--- Begin Dataset rows ---

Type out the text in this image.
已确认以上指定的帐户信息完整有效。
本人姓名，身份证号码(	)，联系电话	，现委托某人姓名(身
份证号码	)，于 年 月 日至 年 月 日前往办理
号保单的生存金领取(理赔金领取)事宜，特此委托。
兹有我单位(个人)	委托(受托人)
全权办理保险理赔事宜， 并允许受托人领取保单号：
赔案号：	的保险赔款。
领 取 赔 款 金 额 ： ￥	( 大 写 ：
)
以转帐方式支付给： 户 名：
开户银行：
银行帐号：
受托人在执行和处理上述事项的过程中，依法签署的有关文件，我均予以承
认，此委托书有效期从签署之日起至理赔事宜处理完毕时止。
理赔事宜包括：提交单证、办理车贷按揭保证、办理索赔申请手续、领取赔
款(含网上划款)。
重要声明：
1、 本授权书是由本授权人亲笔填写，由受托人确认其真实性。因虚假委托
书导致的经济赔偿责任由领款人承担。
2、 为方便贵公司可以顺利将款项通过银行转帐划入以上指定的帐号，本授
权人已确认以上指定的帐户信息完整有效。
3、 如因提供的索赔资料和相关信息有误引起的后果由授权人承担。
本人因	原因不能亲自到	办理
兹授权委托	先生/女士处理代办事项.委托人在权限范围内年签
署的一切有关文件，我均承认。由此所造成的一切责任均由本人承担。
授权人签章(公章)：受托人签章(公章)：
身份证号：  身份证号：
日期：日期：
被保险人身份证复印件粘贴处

--- End Dataset rows ---

### What this task involves
Using the entries above, please restate each one word for word.

### Output
Type out the text in this image.
已确认以上指定的帐户信息完整有效。
本人姓名，身份证号码(	)，联系电话	，现委托某人姓名(身
份证号码	)，于 年 月 日至 年 月 日前往办理
号保单的生存金领取(理赔金领取)事宜，特此委托。
兹有我单位(个人)	委托(受托人)
全权办理保险理赔事宜， 并允许受托人领取保单号：
赔案号：	的保险赔款。
领 取 赔 款 金 额 ： ￥	( 大 写 ：
)
以转帐方式支付给： 户 名：
开户银行：
银行帐号：
受托人在执行和处理上述事项的过程中，依法签署的有关文件，我均予以承
认，此委托书有效期从签署之日起至理赔事宜处理完毕时止。
理赔事宜包括：提交单证、办理车贷按揭保证、办理索赔申请手续、领取赔
款(含网上划款)。
重要声明：
1、 本授权书是由本授权人亲笔填写，由受托人确认其真实性。因虚假委托
书导致的经济赔偿责任由领款人承担。
2、 为方便贵公司可以顺利将款项通过银行转帐划入以上指定的帐号，本授
权人已确认以上指定的帐户信息完整有效。
3、 如因提供的索赔资料和相关信息有误引起的后果由授权人承担。
本人因	原因不能亲自到	办理
兹授权委托	先生/女士处理代办事项.委托人在权限范围内年签
署的一切有关文件，我均承认。由此所造成的一切责任均由本人承担。
授权人签章(公章)：受托人签章(公章)：
身份证号：  身份证号：
日期：日期：
被保险人身份证复印件粘贴处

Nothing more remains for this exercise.